§ TEXT SECTION:

= Beginning of Section =

By Jim Dyer
Published in the Western Mail; on February 12th 1988
© Jim Dyer 2012
Even though Alex Knight loved his rural Bassaleg, his term in Churchill's Secret Army of saboteurs had given him a thirst for adventure not easily suppressed.
Before the war he had struck up a fine relationship with the Foster-Steadmans, wealthy gentry of Lower Machen and it was to them he turned again in1946. This time it was the daughter, Mrs Pickford, who recognised Alex's talents and invited him to become farm, manager of 5,000 acres of wheat and crops in the beautiful, but wild, Crown colony of Kenya, East Africa. He didn't need to be asked twice and soon he was outward bound aboard the troop carrier Citral. Only a few hundred miles from Africa's highest mountain. Kilimanjaro, Alex was to settle in Taveto for a while and soon to discover the dangers and delights of an environment teeming with wild animals, sun-baked and colourful.

= End of Section =

§ SOURCE DATA:
= Beginning of Section =

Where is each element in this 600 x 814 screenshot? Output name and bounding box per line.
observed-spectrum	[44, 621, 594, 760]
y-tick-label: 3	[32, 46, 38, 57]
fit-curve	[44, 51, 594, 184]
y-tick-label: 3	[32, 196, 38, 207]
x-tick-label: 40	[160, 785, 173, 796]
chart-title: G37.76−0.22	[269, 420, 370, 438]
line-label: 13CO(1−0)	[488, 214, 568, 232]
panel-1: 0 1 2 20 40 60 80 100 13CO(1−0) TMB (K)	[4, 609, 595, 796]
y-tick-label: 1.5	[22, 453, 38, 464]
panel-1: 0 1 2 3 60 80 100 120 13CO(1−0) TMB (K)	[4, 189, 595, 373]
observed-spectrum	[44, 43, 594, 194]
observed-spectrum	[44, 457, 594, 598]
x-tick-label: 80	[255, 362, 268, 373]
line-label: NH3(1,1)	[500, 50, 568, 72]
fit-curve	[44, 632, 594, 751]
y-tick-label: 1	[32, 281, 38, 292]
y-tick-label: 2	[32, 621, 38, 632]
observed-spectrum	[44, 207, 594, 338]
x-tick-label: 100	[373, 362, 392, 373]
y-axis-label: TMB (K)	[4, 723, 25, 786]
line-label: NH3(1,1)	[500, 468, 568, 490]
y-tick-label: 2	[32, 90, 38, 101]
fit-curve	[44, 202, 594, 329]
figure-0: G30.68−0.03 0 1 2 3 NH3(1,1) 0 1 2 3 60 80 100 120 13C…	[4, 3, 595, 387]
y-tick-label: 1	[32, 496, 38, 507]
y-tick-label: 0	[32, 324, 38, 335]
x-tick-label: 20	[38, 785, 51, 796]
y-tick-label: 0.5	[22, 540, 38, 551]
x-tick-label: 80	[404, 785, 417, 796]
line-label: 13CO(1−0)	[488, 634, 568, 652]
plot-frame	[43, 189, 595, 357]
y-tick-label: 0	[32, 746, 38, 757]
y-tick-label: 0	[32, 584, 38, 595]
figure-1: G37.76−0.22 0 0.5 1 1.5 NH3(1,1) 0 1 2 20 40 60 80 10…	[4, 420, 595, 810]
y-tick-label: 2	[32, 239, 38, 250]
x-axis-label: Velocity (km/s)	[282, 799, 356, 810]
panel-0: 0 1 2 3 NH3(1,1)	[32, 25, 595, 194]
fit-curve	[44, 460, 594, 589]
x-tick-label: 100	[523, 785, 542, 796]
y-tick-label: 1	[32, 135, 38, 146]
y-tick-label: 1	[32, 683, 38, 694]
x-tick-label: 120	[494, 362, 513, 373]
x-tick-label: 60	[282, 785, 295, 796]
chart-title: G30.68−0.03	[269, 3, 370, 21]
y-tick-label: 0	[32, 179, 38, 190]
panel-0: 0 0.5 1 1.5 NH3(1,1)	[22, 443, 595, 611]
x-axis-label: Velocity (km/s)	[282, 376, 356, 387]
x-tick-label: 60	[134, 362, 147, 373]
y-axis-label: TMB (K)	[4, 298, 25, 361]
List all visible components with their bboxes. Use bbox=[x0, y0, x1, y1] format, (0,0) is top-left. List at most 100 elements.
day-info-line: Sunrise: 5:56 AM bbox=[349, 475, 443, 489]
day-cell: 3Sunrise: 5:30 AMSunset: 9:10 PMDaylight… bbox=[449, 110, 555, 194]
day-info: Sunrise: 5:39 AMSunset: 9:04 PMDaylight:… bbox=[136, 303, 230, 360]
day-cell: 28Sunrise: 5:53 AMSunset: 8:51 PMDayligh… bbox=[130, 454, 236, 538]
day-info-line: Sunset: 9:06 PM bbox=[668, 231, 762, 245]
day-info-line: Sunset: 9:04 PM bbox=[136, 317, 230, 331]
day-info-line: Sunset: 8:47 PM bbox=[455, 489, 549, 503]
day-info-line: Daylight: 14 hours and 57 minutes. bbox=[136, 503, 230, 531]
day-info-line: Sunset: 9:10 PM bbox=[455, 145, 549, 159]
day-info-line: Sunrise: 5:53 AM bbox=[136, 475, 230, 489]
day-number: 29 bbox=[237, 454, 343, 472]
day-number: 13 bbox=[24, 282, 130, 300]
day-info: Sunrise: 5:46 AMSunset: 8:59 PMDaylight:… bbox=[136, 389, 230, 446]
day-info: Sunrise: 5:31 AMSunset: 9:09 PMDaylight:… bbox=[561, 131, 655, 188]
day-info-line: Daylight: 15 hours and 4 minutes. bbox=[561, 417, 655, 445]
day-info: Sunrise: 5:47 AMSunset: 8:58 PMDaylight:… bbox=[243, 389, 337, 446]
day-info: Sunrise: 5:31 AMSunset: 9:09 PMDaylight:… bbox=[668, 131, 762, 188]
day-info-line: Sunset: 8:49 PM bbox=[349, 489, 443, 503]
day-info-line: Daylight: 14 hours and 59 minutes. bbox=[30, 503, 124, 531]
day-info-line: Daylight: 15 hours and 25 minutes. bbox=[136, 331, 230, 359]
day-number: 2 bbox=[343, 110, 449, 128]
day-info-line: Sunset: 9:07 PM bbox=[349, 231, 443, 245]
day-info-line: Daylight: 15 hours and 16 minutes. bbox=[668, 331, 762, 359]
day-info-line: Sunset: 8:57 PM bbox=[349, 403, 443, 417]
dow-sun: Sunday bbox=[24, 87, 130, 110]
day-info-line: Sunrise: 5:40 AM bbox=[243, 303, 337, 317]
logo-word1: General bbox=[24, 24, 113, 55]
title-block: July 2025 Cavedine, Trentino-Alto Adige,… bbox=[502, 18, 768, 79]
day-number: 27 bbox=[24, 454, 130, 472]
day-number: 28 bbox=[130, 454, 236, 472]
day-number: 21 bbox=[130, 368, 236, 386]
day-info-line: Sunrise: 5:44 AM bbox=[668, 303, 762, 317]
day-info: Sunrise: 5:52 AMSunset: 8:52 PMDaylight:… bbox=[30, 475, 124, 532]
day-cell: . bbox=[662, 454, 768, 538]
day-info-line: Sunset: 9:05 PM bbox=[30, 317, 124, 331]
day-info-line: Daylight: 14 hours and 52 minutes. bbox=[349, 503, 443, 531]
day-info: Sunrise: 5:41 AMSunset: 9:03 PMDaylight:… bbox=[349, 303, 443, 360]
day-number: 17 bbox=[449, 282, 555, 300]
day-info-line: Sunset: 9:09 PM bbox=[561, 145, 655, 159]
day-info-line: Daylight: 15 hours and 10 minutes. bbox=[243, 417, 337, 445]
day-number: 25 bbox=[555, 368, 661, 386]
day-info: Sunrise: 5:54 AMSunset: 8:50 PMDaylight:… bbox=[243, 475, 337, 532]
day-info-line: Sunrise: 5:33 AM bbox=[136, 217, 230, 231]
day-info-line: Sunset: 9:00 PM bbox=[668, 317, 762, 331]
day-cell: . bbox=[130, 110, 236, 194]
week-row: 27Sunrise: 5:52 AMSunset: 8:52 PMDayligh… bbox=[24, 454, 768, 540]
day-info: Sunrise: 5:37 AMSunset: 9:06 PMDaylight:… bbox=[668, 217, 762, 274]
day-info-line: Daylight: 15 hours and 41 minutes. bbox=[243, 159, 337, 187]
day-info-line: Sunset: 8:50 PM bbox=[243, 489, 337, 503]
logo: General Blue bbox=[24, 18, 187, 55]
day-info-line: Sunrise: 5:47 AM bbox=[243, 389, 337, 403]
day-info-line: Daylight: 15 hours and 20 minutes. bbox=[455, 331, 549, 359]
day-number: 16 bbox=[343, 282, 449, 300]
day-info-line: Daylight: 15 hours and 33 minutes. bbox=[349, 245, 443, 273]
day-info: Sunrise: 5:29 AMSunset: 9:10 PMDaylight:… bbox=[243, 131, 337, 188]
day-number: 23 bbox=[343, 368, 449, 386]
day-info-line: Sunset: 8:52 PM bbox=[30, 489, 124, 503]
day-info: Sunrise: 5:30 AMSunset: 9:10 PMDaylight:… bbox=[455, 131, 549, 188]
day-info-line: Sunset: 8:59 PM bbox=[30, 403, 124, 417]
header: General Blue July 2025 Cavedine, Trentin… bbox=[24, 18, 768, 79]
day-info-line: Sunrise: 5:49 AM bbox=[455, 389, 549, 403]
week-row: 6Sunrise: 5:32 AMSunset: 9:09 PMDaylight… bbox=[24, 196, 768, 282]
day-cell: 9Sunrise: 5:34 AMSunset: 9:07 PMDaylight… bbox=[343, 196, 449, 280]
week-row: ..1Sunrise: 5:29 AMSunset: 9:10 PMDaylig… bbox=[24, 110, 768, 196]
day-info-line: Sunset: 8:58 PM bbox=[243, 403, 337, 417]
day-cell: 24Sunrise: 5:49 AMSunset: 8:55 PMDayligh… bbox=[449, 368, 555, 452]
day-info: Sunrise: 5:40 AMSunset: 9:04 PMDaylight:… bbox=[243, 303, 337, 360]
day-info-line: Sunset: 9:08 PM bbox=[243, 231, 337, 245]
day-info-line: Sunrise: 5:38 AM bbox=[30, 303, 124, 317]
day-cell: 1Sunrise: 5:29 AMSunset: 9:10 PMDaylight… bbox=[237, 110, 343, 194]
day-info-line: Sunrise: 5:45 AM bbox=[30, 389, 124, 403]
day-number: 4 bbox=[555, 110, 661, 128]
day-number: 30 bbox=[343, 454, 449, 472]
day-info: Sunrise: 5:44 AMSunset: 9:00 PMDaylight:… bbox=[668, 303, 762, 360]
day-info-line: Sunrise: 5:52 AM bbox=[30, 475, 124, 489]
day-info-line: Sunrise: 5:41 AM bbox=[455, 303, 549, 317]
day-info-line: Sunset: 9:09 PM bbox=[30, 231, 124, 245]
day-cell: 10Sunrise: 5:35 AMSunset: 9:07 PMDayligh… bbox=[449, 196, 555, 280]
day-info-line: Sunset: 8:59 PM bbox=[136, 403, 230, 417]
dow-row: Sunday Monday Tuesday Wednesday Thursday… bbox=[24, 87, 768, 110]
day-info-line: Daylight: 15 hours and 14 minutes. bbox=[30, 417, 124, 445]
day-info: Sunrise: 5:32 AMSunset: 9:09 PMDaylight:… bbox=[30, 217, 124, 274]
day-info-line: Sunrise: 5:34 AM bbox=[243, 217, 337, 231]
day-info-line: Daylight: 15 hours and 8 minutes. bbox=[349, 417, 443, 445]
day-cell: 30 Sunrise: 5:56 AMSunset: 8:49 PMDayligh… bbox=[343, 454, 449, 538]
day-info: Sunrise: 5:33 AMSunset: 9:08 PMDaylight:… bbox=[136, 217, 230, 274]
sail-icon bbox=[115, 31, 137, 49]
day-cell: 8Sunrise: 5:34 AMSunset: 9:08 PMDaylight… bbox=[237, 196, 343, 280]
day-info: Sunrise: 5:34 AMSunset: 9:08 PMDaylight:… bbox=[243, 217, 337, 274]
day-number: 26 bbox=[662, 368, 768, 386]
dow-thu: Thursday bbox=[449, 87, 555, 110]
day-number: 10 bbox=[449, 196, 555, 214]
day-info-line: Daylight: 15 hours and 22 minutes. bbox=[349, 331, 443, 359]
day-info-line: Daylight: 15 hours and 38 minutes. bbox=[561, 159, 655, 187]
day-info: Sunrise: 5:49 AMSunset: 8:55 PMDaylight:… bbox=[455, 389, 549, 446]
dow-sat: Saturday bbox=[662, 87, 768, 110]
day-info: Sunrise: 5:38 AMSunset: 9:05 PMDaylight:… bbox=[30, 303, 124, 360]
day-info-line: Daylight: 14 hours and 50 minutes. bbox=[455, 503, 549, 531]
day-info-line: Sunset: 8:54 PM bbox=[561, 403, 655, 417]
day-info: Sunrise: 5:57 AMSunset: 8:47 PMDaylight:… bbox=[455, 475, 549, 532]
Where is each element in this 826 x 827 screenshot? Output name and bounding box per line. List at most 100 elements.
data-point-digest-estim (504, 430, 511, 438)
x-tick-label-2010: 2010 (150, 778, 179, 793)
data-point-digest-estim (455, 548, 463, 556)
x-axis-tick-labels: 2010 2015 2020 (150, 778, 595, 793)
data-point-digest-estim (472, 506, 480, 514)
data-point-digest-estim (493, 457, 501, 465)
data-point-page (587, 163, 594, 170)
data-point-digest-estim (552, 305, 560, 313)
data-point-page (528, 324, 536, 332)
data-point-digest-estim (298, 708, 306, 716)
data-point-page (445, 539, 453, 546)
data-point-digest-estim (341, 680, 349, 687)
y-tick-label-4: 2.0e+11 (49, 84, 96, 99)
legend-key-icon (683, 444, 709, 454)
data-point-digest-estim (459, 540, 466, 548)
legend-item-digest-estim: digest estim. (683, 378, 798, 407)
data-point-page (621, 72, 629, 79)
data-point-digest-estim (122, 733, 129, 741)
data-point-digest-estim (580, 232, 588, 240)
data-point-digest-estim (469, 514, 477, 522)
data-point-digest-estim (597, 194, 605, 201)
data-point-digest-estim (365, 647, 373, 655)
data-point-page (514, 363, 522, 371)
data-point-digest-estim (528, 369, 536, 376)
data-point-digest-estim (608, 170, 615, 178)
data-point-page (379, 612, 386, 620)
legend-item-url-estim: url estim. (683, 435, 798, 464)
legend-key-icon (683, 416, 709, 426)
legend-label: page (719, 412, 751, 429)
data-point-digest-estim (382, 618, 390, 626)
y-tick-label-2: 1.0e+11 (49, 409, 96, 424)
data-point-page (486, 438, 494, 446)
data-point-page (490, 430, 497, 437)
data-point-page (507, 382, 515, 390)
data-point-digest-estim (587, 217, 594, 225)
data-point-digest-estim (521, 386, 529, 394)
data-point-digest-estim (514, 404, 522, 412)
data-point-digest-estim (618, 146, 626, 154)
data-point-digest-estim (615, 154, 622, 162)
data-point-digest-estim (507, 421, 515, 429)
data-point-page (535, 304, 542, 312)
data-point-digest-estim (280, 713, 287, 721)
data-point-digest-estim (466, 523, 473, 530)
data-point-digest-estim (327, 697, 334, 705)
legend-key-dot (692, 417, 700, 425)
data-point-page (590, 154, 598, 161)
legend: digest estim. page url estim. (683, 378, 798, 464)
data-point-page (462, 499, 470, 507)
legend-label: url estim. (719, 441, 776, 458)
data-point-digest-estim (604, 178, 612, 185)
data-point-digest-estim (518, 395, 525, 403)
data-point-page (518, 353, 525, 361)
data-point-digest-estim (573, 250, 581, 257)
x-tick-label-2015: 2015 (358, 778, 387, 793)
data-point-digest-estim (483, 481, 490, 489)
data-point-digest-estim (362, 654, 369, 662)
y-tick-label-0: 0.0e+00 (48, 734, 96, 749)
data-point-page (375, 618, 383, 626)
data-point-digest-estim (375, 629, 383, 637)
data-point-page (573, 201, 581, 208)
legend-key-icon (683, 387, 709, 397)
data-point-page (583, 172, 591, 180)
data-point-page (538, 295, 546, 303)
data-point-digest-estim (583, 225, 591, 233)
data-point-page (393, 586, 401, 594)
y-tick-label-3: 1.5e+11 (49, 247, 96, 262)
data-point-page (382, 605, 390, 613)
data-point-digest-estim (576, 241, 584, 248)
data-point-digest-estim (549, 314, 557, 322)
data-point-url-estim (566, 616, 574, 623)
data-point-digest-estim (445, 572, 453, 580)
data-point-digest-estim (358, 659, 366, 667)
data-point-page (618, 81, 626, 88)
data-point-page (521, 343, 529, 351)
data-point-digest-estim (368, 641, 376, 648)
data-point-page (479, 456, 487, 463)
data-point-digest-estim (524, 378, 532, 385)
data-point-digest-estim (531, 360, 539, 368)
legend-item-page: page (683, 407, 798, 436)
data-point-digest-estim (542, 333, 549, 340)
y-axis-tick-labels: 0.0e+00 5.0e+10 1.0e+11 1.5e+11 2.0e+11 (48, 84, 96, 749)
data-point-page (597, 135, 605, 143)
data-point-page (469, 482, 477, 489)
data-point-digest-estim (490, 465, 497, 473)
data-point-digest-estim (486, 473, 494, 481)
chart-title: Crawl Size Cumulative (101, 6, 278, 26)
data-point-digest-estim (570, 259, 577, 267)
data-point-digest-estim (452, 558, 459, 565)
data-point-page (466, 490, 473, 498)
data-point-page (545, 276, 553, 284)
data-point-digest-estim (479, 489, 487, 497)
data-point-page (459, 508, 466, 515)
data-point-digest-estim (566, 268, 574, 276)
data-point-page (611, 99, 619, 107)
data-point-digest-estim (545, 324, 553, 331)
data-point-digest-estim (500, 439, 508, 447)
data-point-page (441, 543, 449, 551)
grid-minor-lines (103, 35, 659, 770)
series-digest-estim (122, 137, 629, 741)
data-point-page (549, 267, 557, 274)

= End of Section =

§ PROBLEM REQUIREMENTS: Could you extract the whole article on Alex Knight, reproducing every line word for word? These records were drawn from a different source than the article.

§ RESPONSE AREA:
By Jim Dyer
Published in the Western Mail; on February 12th 1988
© Jim Dyer 2012
Even though Alex Knight loved his rural Bassaleg, his term in Churchill's Secret Army of saboteurs had given him a thirst for adventure not easily suppressed.
Before the war he had struck up a fine relationship with the Foster-Steadmans, wealthy gentry of Lower Machen and it was to them he turned again in1946. This time it was the daughter, Mrs Pickford, who recognised Alex's talents and invited him to become farm, manager of 5,000 acres of wheat and crops in the beautiful, but wild, Crown colony of Kenya, East Africa. He didn't need to be asked twice and soon he was outward bound aboard the troop carrier Citral. Only a few hundred miles from Africa's highest mountain. Kilimanjaro, Alex was to settle in Taveto for a while and soon to discover the dangers and delights of an environment teeming with wild animals, sun-baked and colourful.